> [Goal] Search the data below for "JSON"; list each line that holds it.

>> BEGIN Material for this exercise

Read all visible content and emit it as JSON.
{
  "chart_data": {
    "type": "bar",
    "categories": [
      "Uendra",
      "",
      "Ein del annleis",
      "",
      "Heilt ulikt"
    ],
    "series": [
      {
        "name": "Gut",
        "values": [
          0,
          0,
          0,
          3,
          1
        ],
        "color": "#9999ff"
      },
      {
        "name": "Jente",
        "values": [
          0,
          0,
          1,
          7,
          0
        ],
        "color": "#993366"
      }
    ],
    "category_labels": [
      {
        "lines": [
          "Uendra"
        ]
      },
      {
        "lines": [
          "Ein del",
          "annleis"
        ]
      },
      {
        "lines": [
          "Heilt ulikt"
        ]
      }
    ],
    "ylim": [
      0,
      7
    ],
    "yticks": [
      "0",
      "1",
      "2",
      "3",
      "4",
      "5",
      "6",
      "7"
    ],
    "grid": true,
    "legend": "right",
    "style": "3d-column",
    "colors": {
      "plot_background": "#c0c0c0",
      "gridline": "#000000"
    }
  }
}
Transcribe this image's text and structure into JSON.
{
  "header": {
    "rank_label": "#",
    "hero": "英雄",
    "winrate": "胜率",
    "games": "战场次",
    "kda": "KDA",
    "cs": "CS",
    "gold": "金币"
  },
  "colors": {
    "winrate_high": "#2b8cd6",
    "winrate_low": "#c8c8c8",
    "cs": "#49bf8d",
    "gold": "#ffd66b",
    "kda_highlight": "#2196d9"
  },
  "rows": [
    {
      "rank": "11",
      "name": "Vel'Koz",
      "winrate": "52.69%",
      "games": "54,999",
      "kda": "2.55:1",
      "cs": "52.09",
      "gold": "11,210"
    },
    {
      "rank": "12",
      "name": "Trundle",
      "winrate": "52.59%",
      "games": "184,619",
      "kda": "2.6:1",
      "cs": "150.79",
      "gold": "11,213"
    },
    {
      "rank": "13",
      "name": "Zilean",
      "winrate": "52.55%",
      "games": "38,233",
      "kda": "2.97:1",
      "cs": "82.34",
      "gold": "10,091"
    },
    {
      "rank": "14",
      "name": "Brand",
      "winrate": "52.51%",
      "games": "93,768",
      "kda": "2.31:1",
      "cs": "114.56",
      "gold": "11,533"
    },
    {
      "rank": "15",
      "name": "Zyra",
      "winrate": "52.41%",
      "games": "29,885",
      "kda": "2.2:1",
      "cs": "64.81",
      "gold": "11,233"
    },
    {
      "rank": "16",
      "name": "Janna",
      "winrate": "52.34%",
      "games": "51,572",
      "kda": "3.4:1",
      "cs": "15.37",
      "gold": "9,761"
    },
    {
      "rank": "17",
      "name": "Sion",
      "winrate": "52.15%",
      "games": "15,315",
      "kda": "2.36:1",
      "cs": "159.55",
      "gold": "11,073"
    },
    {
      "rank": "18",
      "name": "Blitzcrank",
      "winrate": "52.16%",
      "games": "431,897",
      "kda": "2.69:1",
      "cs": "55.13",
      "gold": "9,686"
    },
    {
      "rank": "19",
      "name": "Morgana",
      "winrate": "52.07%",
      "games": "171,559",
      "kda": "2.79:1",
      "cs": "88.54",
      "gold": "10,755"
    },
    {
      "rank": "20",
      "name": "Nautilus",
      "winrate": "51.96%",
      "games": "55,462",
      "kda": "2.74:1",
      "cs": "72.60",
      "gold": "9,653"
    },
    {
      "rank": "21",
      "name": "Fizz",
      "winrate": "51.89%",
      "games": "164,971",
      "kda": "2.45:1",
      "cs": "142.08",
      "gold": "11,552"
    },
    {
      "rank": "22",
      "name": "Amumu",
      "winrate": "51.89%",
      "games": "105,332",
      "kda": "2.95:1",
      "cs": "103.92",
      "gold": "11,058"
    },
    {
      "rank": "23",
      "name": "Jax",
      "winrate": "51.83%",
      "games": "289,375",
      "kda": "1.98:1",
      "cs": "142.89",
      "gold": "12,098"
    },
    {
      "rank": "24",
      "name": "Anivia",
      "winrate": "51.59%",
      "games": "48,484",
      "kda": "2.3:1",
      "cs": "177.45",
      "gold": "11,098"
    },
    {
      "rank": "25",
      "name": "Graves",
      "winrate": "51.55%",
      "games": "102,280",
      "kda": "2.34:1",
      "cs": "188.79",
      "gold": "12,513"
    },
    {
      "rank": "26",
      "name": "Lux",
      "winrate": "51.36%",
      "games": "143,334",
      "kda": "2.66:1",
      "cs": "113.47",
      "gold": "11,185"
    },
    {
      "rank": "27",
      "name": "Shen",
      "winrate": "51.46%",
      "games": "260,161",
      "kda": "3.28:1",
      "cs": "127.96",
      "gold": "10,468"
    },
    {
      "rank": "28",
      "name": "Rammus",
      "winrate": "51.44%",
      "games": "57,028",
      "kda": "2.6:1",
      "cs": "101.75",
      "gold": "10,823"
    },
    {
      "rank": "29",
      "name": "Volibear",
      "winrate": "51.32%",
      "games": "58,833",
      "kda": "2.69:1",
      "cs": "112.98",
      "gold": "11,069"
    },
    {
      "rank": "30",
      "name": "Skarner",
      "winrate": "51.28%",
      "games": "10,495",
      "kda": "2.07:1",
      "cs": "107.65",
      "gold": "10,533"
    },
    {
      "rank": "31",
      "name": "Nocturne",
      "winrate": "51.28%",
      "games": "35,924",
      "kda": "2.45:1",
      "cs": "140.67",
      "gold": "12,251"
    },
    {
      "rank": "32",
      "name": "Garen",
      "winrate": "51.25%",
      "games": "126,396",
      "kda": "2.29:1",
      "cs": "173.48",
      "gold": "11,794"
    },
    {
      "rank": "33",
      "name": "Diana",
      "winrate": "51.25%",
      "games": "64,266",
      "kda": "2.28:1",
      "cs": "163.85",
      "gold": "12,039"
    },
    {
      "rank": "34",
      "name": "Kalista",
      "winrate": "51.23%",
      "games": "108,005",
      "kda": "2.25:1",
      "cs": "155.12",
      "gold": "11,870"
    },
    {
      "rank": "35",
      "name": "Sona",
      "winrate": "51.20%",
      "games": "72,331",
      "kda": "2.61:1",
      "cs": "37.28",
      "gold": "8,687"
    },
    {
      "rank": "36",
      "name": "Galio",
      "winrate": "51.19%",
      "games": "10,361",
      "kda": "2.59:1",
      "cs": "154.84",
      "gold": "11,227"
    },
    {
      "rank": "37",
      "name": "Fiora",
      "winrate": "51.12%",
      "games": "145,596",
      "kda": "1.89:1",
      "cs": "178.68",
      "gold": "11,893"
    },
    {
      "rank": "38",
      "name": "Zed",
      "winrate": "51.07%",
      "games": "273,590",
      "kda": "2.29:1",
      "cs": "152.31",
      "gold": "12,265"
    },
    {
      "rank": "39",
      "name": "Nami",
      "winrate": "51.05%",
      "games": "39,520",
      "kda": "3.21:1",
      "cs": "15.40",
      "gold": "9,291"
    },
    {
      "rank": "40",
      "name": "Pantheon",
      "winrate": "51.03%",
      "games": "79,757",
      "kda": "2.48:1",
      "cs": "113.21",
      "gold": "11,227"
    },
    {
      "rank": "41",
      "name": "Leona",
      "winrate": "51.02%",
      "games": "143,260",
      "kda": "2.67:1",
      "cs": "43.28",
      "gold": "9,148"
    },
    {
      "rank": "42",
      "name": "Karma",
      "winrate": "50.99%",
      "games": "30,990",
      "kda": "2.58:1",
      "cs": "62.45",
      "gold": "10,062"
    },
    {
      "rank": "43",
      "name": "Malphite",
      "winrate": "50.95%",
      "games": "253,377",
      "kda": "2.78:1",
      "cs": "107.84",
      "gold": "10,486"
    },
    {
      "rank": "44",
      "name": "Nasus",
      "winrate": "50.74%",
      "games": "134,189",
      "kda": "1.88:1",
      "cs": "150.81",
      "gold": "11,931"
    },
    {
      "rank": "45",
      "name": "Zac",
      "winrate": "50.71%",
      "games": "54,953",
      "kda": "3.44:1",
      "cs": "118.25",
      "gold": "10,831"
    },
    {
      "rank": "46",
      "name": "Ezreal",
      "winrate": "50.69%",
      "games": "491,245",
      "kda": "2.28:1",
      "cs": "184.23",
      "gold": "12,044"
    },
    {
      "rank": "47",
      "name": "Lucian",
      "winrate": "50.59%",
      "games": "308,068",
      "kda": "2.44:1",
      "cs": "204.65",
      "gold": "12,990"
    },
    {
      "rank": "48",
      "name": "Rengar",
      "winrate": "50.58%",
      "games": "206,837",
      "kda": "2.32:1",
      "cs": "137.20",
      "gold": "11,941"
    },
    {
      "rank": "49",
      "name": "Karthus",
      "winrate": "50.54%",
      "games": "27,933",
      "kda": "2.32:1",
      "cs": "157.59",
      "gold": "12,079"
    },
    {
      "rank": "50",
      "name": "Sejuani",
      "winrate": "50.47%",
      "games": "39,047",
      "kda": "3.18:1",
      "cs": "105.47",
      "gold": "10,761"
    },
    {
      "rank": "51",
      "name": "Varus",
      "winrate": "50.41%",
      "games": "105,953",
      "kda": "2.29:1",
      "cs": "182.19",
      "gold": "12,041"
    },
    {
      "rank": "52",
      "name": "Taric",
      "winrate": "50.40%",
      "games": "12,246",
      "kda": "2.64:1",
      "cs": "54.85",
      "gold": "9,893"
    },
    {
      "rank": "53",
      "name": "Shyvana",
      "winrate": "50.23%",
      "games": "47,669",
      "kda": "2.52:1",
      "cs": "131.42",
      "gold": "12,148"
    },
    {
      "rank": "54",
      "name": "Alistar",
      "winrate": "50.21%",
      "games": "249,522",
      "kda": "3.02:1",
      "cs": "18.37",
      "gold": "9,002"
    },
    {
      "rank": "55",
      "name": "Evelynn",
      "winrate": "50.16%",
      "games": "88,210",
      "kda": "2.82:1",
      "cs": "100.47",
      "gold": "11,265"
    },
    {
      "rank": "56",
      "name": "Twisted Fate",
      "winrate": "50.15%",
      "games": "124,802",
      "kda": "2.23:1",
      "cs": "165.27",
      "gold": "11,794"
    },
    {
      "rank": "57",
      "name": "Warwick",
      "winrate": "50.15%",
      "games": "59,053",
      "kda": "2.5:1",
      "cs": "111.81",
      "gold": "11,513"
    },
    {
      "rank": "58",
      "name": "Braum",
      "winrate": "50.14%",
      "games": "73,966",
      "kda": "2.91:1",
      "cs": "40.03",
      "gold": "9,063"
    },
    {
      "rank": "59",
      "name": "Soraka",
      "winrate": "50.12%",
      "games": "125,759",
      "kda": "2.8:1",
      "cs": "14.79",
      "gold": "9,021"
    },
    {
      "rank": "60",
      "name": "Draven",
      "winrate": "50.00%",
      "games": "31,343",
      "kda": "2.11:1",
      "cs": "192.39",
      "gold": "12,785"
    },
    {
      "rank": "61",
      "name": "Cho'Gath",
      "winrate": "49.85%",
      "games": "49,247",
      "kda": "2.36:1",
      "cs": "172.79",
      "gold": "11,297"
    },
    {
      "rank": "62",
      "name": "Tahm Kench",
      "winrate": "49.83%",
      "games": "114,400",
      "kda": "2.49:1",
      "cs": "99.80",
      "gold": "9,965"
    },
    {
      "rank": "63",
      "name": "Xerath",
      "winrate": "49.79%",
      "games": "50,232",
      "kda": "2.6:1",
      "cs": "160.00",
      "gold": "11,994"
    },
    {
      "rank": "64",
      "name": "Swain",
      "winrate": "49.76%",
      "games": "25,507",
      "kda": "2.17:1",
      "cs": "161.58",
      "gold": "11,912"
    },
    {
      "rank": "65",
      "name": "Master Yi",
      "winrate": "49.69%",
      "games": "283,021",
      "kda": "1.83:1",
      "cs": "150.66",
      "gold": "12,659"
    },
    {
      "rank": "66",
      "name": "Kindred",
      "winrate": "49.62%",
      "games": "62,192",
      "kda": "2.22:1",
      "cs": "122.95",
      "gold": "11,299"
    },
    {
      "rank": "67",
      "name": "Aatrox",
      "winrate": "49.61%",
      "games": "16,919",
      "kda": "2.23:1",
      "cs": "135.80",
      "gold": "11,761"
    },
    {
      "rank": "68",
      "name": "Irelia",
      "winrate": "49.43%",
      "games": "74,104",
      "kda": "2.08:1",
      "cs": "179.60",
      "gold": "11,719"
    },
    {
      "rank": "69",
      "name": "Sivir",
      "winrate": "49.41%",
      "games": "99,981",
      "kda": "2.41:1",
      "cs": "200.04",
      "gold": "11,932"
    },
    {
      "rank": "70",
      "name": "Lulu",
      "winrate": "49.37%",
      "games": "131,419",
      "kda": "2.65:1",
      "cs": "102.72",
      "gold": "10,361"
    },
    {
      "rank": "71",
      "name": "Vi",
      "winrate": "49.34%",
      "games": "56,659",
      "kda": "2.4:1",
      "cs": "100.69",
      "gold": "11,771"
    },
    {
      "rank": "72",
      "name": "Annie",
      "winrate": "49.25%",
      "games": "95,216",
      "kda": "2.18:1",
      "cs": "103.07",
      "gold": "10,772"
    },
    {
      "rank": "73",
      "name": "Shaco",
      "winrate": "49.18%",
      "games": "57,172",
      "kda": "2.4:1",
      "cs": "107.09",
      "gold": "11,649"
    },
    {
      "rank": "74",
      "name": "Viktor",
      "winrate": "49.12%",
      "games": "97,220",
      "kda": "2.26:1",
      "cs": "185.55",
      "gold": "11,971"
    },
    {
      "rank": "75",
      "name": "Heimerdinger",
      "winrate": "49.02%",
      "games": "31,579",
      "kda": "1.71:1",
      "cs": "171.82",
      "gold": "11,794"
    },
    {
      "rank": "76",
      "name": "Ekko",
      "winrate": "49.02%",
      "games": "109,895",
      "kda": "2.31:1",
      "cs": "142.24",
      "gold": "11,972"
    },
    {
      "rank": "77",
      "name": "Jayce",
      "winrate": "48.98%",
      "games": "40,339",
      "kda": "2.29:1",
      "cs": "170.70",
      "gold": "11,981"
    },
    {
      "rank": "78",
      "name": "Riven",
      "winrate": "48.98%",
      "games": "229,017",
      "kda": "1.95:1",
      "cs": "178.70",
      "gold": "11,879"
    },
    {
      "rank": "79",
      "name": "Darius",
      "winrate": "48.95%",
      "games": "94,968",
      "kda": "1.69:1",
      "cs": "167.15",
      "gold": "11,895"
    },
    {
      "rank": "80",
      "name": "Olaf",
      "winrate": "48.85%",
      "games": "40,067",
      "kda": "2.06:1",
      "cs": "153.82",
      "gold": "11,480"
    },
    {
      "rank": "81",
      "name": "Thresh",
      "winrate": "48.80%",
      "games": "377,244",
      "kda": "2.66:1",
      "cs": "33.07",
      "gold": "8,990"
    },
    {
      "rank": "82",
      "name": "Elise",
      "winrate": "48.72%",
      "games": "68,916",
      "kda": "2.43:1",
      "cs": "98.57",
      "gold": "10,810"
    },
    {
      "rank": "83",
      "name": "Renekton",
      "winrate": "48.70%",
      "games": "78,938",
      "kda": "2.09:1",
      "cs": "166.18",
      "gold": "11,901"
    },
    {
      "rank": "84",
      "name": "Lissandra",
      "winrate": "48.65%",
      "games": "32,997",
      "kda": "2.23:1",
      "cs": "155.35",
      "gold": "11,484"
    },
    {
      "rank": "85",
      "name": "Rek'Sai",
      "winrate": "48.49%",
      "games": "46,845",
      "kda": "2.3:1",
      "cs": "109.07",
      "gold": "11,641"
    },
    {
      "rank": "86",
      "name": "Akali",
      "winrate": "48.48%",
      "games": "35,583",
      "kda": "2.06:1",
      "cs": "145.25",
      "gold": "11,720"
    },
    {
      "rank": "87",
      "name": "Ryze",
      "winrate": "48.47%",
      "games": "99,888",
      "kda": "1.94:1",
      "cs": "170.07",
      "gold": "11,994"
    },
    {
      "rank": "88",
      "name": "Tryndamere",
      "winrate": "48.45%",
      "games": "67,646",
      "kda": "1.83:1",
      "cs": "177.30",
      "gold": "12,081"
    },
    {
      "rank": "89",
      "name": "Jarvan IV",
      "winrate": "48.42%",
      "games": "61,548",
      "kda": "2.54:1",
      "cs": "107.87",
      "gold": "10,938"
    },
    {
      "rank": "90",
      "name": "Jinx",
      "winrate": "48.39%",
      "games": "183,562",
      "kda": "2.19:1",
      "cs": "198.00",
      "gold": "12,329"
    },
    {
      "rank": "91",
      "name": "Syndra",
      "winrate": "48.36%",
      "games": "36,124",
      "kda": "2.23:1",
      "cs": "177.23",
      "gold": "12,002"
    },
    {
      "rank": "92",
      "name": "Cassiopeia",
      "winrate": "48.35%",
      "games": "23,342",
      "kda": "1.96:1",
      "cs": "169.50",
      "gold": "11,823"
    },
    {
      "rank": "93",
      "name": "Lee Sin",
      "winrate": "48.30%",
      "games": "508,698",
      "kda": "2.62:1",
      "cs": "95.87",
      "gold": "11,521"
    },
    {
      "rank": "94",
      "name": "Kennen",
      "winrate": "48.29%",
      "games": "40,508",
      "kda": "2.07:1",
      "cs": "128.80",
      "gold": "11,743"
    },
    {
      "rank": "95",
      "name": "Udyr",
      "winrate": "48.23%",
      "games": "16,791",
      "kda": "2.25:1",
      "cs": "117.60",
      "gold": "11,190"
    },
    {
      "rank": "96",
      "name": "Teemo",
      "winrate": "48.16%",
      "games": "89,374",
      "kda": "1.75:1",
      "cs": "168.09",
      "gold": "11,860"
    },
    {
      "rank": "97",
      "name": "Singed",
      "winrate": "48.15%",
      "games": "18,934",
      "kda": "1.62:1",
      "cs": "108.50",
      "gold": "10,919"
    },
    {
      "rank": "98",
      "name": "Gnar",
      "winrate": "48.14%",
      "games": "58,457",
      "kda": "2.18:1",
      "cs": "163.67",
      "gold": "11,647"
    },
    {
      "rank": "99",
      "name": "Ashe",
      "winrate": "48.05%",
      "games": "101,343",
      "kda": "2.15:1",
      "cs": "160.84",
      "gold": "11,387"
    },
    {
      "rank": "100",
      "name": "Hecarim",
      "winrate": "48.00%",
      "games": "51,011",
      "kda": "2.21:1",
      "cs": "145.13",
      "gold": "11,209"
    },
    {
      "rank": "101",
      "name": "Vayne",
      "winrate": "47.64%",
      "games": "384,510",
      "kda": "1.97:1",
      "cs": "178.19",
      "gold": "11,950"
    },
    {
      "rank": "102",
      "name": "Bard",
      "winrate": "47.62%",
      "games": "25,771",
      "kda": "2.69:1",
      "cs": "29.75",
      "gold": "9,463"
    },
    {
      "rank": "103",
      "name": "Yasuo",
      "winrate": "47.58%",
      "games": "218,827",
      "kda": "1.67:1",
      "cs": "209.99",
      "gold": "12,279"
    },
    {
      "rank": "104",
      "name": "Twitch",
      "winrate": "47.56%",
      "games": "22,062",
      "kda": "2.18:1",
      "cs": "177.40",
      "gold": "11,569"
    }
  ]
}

>> END Material for this exercise

> [Exercise response]
Read all visible content and emit it as JSON.
Transcribe this image's text and structure into JSON.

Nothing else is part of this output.